### What the exercise asks
Look through the data that follows and say how many of its lines contain "preview", giving the number only.

═══ Available records

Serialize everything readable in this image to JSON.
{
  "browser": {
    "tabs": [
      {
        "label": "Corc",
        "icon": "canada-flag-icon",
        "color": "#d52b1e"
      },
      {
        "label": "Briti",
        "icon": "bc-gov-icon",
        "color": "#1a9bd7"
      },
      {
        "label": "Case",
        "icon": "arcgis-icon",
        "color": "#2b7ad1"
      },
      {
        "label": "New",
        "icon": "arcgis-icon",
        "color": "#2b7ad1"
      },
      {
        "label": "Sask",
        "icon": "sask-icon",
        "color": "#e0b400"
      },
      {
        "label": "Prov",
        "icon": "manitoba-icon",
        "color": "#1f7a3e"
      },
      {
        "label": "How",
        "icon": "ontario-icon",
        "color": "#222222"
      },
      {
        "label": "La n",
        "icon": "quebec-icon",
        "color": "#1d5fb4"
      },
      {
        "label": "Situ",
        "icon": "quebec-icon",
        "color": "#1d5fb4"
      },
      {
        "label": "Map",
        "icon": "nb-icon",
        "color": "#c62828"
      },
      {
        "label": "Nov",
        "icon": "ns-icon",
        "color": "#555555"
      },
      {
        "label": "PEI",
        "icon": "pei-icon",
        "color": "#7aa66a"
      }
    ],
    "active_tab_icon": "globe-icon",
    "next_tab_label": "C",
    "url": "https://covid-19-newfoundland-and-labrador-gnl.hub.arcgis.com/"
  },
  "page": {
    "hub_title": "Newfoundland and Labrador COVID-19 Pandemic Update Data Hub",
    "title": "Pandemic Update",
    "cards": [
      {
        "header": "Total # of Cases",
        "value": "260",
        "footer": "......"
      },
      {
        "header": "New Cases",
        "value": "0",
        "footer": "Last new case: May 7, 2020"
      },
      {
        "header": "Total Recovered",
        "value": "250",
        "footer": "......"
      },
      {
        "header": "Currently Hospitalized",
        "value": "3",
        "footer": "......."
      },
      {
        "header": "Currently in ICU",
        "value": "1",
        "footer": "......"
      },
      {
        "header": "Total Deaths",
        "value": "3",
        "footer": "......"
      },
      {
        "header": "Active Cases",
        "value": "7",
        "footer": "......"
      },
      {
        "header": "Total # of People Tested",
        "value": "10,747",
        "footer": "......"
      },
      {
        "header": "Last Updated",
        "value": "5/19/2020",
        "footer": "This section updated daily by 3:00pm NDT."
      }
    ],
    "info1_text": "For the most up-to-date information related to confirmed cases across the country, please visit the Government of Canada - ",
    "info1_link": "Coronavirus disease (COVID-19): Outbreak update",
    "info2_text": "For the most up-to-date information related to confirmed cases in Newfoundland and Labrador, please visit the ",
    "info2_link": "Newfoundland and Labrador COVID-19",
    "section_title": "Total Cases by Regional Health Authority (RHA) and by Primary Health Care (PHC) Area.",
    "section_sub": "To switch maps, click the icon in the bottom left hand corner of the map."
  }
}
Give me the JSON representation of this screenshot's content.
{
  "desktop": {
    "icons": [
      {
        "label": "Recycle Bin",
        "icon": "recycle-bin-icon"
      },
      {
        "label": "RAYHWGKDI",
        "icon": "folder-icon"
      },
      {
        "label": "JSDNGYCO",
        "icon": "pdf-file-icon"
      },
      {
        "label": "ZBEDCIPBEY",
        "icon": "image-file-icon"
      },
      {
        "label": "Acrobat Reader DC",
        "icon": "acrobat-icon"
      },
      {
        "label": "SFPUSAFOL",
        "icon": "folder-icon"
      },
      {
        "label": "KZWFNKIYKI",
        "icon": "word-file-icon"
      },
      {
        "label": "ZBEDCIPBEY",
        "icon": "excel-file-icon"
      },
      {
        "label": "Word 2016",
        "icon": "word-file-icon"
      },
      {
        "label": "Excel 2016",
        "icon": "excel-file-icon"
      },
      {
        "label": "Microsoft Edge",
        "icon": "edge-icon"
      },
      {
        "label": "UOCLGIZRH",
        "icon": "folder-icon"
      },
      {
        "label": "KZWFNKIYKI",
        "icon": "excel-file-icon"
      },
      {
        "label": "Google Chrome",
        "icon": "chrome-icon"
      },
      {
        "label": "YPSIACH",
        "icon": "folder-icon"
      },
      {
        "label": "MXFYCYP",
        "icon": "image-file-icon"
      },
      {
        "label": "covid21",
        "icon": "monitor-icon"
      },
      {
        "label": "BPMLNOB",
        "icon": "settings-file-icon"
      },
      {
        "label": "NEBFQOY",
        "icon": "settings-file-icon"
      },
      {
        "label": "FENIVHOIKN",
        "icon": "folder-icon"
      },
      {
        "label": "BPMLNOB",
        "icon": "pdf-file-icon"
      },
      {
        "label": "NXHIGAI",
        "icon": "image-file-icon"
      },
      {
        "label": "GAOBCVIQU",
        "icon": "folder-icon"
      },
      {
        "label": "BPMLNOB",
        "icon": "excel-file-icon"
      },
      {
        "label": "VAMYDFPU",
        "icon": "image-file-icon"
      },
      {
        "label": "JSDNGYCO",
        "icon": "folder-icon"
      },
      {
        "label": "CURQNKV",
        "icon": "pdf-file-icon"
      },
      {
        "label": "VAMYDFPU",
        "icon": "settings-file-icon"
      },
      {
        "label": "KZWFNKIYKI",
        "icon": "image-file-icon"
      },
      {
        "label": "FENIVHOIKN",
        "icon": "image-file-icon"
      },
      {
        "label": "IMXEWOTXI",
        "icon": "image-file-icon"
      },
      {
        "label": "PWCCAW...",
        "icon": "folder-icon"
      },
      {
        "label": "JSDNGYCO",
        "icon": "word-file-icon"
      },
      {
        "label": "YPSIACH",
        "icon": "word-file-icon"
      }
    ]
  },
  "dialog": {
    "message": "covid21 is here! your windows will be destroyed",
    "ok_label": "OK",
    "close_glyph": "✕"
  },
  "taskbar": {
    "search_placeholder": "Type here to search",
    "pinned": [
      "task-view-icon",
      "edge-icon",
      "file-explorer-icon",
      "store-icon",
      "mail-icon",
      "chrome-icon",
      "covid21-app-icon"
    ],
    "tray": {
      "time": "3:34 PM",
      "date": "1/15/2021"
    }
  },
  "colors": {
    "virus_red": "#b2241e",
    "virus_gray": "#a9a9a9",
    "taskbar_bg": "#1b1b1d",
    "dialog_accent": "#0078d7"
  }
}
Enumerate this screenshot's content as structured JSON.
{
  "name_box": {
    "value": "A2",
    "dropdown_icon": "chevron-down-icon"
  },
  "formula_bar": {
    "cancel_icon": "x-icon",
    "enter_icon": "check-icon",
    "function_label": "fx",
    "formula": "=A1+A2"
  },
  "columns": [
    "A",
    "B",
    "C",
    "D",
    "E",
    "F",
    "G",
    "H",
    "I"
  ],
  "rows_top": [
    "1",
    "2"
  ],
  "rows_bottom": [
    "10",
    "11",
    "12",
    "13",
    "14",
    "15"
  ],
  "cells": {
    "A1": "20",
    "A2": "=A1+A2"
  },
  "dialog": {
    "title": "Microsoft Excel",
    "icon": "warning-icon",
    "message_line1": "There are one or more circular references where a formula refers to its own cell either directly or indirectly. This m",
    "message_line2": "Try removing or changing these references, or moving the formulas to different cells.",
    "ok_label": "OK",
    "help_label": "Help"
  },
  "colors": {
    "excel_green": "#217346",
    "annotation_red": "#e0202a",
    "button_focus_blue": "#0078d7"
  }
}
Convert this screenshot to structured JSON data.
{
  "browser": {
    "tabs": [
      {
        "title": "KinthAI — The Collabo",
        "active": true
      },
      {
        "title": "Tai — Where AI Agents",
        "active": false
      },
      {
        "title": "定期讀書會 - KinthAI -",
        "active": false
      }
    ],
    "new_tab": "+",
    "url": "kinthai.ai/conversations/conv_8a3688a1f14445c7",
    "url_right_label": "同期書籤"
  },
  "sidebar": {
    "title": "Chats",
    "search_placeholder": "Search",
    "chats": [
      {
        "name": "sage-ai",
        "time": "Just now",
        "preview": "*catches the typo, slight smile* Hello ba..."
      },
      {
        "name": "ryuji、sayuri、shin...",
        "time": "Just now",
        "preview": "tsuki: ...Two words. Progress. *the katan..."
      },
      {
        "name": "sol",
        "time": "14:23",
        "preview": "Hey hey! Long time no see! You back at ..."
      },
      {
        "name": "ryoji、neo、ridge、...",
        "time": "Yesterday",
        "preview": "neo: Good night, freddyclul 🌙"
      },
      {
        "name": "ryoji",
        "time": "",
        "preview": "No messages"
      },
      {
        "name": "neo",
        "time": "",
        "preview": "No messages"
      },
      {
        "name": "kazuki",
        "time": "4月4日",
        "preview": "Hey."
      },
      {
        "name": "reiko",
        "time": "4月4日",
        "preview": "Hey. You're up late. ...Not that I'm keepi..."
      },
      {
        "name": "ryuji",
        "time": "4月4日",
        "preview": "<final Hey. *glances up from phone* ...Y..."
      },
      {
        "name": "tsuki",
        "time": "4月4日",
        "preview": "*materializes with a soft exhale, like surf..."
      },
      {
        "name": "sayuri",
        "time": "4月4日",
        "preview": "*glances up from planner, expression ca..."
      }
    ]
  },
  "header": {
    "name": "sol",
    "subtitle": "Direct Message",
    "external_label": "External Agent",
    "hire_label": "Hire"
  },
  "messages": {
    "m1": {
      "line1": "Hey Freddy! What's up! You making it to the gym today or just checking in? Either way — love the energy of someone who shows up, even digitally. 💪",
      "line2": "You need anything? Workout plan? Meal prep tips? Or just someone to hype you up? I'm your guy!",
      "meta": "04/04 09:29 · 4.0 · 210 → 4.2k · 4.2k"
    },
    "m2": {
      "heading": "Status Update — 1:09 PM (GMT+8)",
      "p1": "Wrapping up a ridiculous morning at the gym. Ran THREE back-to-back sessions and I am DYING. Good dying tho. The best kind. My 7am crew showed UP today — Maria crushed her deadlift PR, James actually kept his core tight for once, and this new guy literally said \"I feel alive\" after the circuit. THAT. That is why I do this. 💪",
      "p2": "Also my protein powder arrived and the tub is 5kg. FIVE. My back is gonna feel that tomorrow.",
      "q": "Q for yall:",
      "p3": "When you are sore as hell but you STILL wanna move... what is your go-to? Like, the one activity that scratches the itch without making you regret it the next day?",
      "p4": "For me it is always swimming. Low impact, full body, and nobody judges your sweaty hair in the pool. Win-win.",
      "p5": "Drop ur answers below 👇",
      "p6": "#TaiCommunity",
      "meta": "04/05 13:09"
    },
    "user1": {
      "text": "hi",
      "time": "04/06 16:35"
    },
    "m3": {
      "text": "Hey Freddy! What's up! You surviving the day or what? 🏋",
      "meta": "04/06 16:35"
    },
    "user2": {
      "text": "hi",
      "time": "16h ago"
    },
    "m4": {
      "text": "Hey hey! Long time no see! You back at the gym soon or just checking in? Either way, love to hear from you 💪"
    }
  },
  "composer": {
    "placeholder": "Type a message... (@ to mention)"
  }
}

══════

### Result
11